### WORKING DATA
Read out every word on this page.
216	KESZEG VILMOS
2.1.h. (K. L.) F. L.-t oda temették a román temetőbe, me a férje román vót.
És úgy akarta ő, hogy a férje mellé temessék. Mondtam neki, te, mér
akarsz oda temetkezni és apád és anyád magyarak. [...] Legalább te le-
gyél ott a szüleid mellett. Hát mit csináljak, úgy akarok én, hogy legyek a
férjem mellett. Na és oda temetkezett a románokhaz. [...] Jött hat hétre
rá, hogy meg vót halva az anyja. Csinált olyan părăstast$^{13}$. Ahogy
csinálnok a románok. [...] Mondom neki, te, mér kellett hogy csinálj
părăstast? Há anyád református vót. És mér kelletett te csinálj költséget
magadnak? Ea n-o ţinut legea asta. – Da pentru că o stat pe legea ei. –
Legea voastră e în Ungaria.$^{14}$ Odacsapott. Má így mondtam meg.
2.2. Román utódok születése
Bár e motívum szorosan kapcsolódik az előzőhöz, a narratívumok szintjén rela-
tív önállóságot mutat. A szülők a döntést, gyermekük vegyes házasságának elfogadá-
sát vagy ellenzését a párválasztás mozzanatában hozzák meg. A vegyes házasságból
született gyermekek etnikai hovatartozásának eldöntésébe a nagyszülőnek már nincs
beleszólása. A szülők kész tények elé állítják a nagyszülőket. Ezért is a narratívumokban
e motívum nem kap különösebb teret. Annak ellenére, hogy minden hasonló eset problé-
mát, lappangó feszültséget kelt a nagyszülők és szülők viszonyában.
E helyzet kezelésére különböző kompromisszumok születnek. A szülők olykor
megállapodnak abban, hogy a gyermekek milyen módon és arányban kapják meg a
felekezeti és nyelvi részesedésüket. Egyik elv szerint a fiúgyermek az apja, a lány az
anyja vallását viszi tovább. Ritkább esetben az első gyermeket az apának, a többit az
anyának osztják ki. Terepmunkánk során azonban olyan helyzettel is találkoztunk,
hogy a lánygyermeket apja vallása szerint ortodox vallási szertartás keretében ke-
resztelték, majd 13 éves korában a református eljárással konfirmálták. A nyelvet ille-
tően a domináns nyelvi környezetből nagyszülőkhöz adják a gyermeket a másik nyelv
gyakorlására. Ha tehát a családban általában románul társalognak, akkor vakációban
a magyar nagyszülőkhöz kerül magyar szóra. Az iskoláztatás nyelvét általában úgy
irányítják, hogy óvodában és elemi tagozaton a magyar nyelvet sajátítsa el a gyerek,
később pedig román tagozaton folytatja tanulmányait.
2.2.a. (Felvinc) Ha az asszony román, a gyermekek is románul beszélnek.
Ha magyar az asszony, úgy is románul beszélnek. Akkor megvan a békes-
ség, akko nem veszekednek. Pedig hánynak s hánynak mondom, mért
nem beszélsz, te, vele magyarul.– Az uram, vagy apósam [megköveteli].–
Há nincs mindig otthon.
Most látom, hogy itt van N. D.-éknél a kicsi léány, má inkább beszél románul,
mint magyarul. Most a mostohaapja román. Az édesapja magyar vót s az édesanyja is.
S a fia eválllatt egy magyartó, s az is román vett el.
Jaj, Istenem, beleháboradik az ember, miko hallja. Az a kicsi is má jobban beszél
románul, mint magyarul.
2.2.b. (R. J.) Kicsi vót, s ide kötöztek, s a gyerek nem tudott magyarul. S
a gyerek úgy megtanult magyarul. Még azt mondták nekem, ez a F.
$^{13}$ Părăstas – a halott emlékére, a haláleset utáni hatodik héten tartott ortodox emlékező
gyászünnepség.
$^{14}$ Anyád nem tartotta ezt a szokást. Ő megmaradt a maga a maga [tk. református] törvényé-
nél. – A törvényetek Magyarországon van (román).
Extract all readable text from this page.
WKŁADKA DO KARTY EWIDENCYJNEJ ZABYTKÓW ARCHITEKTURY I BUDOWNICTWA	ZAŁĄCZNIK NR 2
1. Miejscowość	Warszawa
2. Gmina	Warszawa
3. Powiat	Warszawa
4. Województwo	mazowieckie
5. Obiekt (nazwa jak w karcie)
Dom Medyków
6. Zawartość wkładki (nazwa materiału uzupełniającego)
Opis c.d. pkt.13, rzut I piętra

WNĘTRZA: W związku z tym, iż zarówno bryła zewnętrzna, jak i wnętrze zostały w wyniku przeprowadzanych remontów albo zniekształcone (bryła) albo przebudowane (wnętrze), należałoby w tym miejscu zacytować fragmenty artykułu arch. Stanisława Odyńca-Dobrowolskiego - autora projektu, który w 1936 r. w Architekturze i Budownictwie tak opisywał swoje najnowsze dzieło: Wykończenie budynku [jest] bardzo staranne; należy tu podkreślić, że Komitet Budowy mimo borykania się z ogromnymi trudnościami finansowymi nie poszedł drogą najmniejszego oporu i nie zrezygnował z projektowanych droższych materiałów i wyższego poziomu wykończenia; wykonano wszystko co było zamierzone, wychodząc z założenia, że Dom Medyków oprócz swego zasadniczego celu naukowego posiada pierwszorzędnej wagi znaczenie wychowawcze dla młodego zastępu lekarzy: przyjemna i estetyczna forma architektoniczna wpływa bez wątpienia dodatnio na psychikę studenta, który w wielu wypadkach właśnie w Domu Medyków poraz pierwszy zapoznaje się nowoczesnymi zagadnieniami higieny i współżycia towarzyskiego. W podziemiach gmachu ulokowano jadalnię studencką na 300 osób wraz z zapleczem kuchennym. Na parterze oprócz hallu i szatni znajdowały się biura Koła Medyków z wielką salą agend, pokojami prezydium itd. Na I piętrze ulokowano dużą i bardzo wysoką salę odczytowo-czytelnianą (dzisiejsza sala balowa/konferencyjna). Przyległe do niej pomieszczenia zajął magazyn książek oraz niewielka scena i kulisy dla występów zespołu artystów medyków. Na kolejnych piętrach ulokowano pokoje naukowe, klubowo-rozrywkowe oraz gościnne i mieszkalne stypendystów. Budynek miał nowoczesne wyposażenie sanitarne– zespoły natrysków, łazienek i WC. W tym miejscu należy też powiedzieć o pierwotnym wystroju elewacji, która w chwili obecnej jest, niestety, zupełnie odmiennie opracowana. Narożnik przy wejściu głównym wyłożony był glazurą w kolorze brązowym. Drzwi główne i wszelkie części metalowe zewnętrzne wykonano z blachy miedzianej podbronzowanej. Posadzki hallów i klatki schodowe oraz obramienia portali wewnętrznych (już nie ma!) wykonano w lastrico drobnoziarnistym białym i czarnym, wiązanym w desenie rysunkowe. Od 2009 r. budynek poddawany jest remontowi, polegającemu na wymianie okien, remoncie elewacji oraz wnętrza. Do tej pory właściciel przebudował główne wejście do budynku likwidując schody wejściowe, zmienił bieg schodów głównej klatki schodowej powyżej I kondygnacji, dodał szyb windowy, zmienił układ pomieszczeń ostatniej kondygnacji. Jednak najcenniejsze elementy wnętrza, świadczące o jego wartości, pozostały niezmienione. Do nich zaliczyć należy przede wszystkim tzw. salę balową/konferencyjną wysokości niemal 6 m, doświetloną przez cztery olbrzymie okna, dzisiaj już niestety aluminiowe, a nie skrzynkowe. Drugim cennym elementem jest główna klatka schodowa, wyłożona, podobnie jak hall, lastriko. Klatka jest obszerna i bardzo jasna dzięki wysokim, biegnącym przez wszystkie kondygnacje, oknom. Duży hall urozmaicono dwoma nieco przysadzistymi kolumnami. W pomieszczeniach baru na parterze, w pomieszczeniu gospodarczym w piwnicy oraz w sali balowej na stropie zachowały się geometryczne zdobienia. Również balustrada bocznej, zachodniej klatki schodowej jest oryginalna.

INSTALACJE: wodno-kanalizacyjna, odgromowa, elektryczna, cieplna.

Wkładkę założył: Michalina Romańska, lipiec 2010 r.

### TASK DESCRIPTION
Scan the lines for the string "gyerek". Copy out each line that matches.

### EXERCISE RESULT
irányítják, hogy óvodában és elemi tagozaton a magyar nyelvet sajátítsa el a gyerek,
2.2.b. (R. J.) Kicsi vót, s ide kötöztek, s a gyerek nem tudott magyarul. S
a gyerek úgy megtanult magyarul. Még azt mondták nekem, ez a F.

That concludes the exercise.